Please copy every line of the records below that holds the word "stretches".

Saved entries -

________________________________________

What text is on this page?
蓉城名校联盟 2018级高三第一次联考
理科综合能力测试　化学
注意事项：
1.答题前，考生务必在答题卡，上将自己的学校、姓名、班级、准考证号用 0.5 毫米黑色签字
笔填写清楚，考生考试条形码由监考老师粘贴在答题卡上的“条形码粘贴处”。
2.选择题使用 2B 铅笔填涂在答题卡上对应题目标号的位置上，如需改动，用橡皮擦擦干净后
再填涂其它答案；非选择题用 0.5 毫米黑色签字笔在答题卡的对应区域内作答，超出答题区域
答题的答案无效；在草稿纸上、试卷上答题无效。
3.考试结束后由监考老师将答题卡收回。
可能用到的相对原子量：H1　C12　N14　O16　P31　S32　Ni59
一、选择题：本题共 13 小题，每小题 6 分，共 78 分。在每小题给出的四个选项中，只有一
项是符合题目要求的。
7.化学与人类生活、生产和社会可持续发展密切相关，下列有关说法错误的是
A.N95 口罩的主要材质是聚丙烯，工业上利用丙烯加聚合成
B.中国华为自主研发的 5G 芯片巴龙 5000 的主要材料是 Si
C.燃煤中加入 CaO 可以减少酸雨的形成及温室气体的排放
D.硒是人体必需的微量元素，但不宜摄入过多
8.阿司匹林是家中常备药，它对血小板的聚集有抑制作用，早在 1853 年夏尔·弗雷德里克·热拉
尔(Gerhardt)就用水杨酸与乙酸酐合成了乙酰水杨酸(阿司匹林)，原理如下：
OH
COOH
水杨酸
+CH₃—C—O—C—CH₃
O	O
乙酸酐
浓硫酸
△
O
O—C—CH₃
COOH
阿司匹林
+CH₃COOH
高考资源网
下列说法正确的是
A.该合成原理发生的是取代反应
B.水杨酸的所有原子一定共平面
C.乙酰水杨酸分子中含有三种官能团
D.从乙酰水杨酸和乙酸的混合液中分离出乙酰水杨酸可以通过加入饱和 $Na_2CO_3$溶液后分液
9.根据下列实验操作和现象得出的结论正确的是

________________________________________

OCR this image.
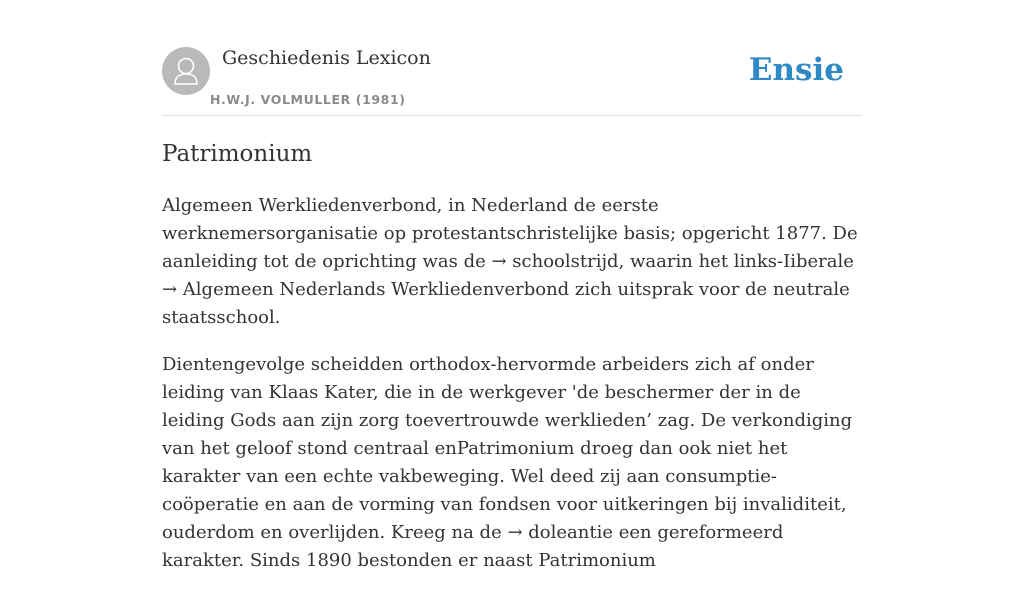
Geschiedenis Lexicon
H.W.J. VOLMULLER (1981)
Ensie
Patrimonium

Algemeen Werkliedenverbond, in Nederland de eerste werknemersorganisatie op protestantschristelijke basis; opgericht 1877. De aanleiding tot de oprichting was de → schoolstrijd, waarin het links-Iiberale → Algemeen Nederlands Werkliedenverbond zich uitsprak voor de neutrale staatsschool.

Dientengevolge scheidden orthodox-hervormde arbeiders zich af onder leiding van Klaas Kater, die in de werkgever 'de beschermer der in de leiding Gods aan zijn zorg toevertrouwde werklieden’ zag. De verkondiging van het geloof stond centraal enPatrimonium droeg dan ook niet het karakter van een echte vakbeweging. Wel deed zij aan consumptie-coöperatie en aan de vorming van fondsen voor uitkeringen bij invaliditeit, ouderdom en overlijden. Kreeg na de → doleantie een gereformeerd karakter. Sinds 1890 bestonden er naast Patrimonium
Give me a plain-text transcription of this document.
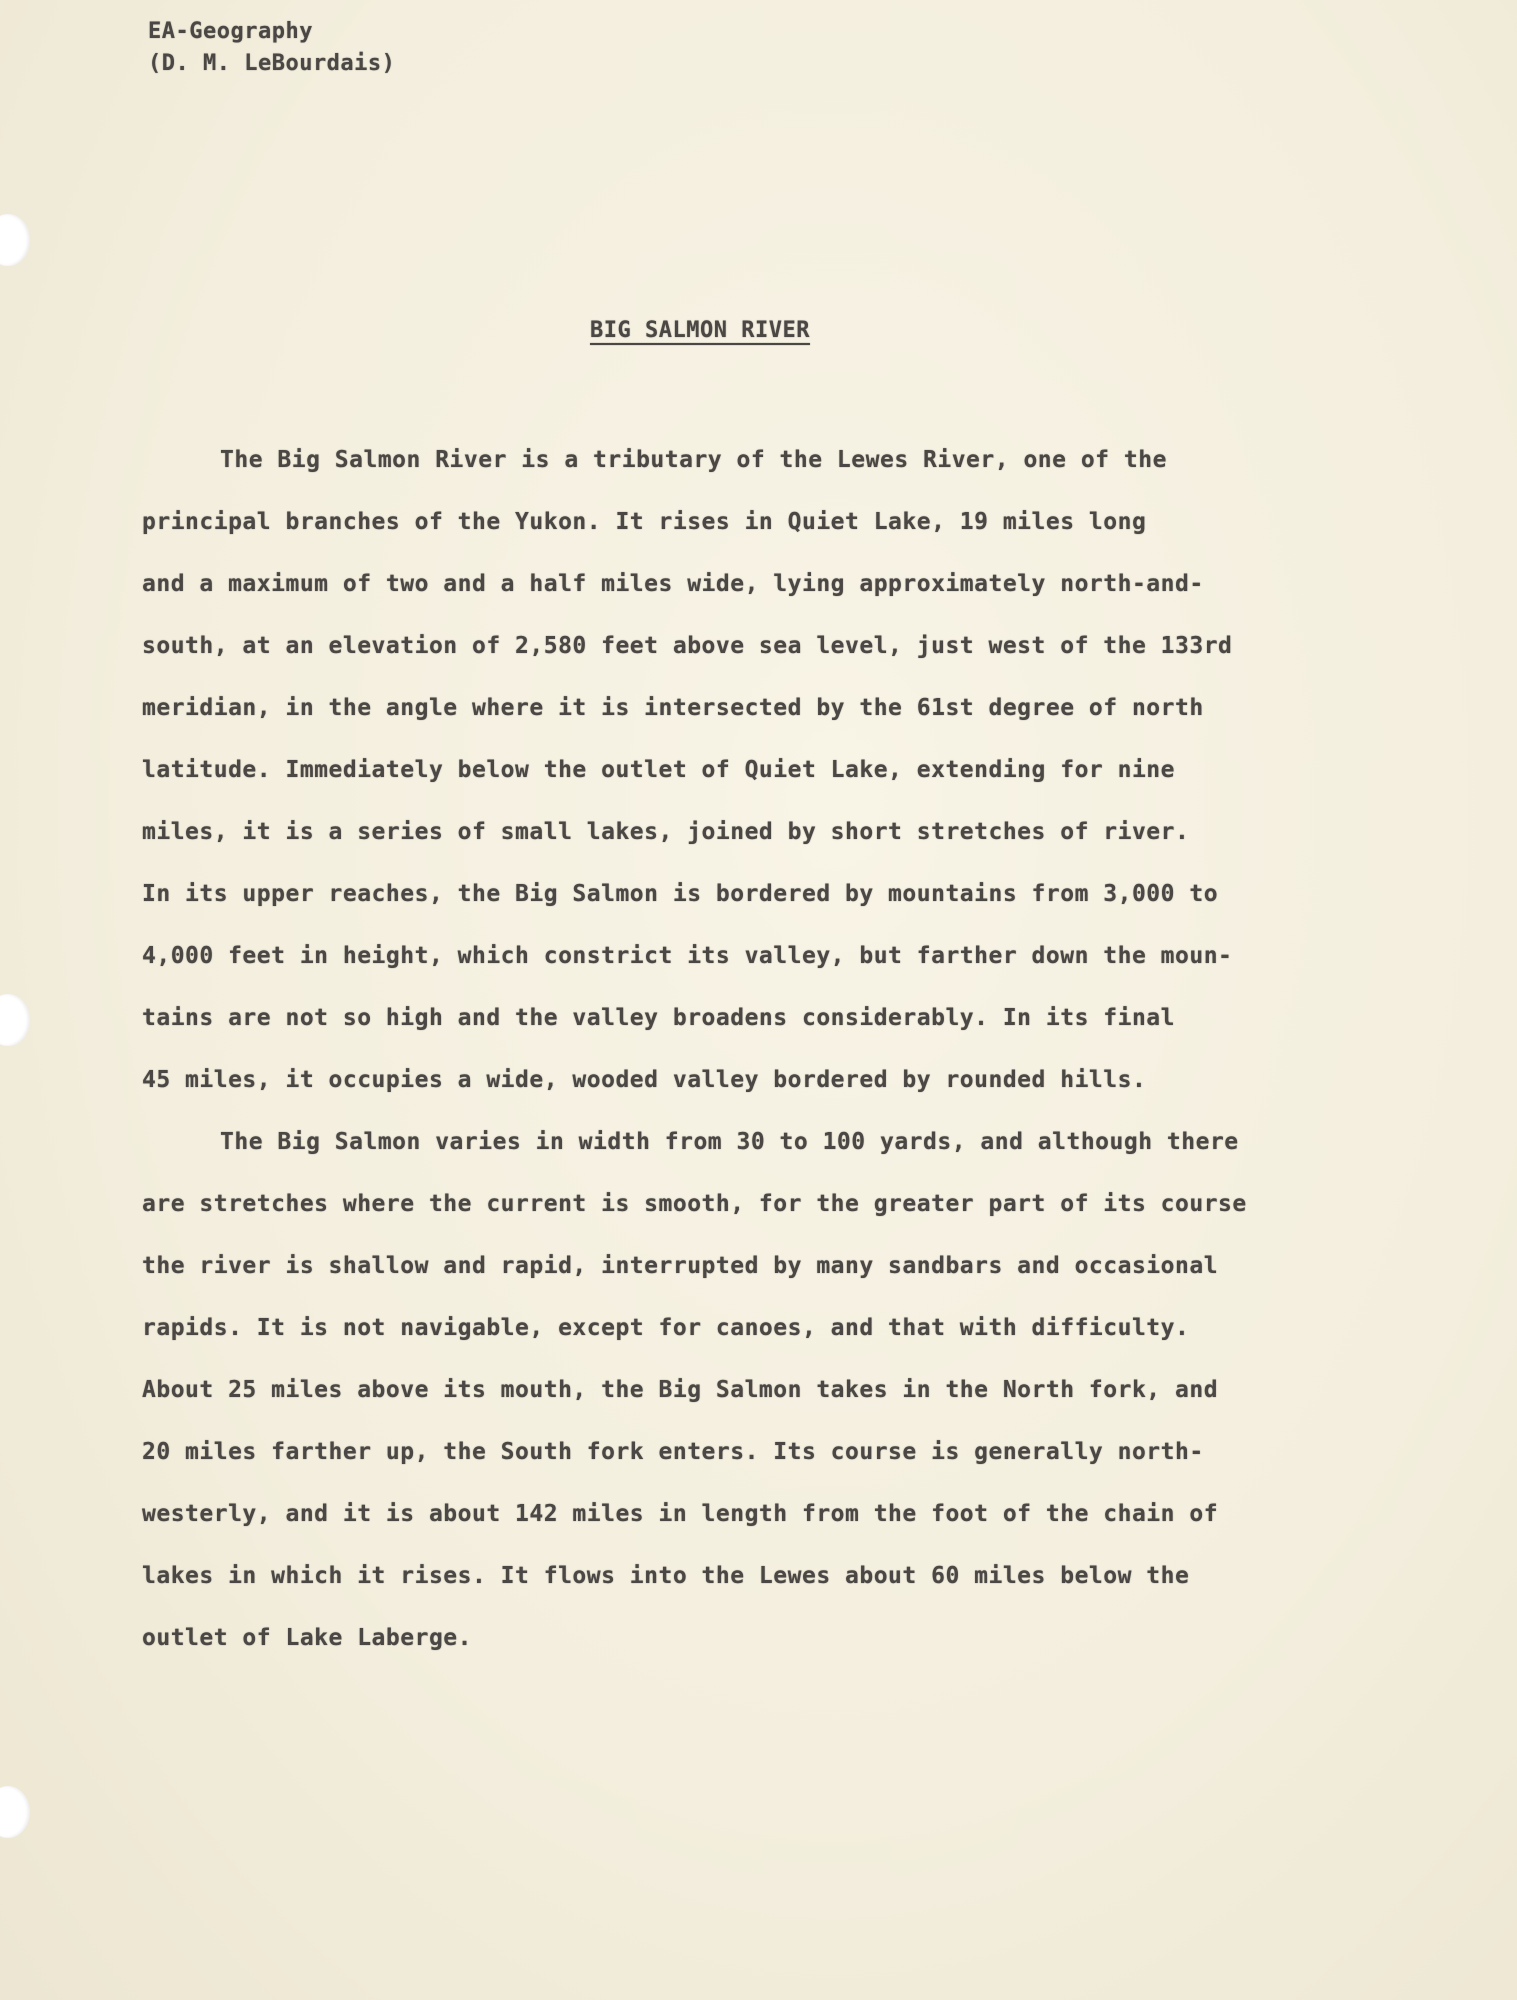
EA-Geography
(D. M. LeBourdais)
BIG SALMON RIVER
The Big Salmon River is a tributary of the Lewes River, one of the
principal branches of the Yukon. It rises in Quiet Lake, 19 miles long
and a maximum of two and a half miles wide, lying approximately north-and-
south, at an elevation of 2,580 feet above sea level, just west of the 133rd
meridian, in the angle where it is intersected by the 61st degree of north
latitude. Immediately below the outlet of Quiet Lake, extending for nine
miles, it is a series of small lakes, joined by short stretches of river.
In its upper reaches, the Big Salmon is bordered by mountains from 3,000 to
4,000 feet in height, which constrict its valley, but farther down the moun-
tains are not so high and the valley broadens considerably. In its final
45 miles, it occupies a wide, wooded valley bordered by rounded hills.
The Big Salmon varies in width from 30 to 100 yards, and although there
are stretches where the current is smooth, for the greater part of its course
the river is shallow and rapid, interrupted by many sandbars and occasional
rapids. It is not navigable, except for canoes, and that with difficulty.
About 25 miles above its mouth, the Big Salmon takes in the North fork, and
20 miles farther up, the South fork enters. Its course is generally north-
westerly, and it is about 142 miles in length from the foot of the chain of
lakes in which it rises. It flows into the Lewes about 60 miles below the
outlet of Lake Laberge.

________________________________________

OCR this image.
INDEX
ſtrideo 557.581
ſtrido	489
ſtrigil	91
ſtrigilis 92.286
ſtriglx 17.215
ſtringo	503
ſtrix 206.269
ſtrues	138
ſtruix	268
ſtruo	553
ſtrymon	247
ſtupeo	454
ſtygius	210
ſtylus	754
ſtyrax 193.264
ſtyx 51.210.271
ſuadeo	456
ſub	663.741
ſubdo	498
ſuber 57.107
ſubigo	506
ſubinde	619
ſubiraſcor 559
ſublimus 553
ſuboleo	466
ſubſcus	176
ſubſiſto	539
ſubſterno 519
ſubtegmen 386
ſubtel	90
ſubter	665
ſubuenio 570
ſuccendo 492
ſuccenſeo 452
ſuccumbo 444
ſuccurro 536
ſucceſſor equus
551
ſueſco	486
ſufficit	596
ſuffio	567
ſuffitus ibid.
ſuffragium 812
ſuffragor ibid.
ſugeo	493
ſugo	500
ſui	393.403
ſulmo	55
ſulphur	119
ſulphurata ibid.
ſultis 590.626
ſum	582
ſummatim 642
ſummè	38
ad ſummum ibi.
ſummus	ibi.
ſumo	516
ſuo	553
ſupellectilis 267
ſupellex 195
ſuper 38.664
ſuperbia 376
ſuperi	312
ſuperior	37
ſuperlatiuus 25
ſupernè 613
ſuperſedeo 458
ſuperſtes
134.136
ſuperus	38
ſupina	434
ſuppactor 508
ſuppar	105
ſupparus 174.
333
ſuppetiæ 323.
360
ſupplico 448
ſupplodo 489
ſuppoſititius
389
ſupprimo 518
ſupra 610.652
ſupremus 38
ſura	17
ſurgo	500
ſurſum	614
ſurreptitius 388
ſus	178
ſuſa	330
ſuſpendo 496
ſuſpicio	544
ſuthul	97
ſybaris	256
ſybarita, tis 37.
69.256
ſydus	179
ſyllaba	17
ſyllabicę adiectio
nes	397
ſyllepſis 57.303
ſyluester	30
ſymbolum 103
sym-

________________________________________

OUTPUT BELOW -
miles, it is a series of small lakes, joined by short stretches of river.
are stretches where the current is smooth, for the greater part of its course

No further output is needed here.